• Material to process:

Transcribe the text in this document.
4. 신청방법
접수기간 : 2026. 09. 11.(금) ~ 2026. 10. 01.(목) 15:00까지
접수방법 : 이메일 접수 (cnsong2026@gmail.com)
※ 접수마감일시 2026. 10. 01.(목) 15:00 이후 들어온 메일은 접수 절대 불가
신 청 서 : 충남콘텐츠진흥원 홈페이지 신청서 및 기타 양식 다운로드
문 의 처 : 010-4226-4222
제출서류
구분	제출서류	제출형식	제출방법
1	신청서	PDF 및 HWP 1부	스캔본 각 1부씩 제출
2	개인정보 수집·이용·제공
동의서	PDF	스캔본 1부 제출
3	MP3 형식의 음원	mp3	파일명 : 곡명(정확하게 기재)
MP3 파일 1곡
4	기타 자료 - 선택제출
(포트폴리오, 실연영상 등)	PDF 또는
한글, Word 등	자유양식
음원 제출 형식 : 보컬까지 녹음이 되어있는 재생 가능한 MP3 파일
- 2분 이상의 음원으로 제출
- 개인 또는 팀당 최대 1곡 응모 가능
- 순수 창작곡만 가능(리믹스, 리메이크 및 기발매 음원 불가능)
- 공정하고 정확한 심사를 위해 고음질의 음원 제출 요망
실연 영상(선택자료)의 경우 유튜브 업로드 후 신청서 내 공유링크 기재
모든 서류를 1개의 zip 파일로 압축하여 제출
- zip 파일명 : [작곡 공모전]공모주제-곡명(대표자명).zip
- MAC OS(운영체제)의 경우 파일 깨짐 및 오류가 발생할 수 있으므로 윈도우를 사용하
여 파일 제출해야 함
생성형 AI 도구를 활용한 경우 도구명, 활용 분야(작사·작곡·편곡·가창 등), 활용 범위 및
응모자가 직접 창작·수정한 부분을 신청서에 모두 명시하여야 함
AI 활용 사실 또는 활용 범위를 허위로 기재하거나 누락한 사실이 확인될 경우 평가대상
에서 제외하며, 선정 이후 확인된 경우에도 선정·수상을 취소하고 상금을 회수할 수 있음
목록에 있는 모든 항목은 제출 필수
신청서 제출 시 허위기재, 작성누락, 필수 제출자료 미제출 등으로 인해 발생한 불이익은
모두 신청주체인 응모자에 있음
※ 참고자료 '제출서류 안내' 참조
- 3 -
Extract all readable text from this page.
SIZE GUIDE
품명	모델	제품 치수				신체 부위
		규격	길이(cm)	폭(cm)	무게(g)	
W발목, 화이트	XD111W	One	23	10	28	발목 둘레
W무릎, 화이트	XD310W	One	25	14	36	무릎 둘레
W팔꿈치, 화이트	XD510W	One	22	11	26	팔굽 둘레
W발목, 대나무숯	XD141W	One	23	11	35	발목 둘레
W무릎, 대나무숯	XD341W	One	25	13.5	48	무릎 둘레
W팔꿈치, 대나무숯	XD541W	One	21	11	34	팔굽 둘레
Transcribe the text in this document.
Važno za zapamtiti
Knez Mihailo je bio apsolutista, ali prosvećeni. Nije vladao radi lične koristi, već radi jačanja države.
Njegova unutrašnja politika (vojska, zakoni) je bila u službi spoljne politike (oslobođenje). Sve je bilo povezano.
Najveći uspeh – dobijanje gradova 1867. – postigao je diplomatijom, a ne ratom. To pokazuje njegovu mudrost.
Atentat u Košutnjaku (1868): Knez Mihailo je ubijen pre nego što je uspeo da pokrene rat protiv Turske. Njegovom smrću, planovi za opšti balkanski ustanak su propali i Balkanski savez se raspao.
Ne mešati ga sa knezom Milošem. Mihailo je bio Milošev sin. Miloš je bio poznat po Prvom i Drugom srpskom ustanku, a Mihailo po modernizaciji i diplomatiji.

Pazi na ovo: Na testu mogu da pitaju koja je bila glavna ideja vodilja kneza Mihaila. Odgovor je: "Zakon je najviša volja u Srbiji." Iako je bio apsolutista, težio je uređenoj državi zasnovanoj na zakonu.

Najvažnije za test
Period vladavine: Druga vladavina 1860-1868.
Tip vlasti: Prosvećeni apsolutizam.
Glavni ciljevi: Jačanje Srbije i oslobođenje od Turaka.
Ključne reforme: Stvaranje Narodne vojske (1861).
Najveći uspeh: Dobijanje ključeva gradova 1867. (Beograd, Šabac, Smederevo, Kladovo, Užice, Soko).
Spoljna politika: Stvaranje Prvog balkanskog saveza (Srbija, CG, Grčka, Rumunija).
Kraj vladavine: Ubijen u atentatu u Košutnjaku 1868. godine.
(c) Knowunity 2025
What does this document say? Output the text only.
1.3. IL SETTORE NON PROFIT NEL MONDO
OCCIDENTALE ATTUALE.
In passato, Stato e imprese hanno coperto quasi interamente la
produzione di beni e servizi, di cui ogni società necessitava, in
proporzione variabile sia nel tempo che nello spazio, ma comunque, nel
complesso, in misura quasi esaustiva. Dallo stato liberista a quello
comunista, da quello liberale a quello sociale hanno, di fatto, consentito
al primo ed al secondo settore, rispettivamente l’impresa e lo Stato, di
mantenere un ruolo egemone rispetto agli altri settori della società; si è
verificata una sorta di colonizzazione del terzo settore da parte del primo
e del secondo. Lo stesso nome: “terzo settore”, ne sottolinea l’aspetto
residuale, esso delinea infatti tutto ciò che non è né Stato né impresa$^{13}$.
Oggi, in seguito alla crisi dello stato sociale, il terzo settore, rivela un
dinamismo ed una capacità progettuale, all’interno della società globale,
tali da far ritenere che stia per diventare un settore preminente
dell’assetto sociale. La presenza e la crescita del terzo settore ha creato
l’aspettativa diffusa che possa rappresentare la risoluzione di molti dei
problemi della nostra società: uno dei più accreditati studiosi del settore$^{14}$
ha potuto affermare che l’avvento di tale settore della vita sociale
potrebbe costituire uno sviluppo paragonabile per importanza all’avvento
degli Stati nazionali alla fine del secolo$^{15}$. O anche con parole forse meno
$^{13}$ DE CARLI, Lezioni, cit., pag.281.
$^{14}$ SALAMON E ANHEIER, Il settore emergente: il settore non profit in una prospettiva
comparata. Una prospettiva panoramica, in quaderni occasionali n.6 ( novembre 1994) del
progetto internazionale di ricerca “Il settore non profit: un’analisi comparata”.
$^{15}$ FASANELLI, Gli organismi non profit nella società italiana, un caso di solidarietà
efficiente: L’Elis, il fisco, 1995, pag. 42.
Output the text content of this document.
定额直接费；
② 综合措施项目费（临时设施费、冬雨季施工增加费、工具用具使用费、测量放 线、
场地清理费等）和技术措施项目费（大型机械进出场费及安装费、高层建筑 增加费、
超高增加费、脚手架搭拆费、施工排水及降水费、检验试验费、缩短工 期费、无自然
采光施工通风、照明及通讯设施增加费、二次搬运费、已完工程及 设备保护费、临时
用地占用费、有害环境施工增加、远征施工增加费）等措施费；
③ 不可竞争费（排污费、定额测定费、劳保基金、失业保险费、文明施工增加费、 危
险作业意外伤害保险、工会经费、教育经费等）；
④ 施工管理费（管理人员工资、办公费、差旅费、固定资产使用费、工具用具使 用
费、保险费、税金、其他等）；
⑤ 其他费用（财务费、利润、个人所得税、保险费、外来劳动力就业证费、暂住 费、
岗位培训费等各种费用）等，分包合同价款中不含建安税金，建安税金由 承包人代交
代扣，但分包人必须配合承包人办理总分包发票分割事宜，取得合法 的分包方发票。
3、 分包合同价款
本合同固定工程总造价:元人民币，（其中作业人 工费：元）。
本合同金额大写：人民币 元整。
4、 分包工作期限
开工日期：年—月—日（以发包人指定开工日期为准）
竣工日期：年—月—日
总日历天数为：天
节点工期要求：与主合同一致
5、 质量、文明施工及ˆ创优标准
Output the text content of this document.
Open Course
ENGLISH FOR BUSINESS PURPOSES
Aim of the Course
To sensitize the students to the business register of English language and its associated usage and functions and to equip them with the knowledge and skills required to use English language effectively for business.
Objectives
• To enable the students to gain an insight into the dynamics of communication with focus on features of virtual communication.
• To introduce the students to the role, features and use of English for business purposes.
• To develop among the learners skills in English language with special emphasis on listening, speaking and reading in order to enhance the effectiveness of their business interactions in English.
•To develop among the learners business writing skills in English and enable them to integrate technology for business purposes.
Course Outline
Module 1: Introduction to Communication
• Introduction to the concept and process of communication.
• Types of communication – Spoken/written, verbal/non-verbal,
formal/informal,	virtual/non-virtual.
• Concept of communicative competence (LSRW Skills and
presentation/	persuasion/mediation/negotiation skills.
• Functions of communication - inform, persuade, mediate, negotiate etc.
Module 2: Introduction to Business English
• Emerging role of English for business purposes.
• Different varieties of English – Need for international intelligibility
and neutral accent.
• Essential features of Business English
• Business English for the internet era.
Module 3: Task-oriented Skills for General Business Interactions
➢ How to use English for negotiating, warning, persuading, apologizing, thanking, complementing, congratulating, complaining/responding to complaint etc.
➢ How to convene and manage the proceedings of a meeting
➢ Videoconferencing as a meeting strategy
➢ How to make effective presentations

• Written instruction:
How many lines of these entries contain the string "Stvaranje"? Reply with the number alone.

• The answer:
2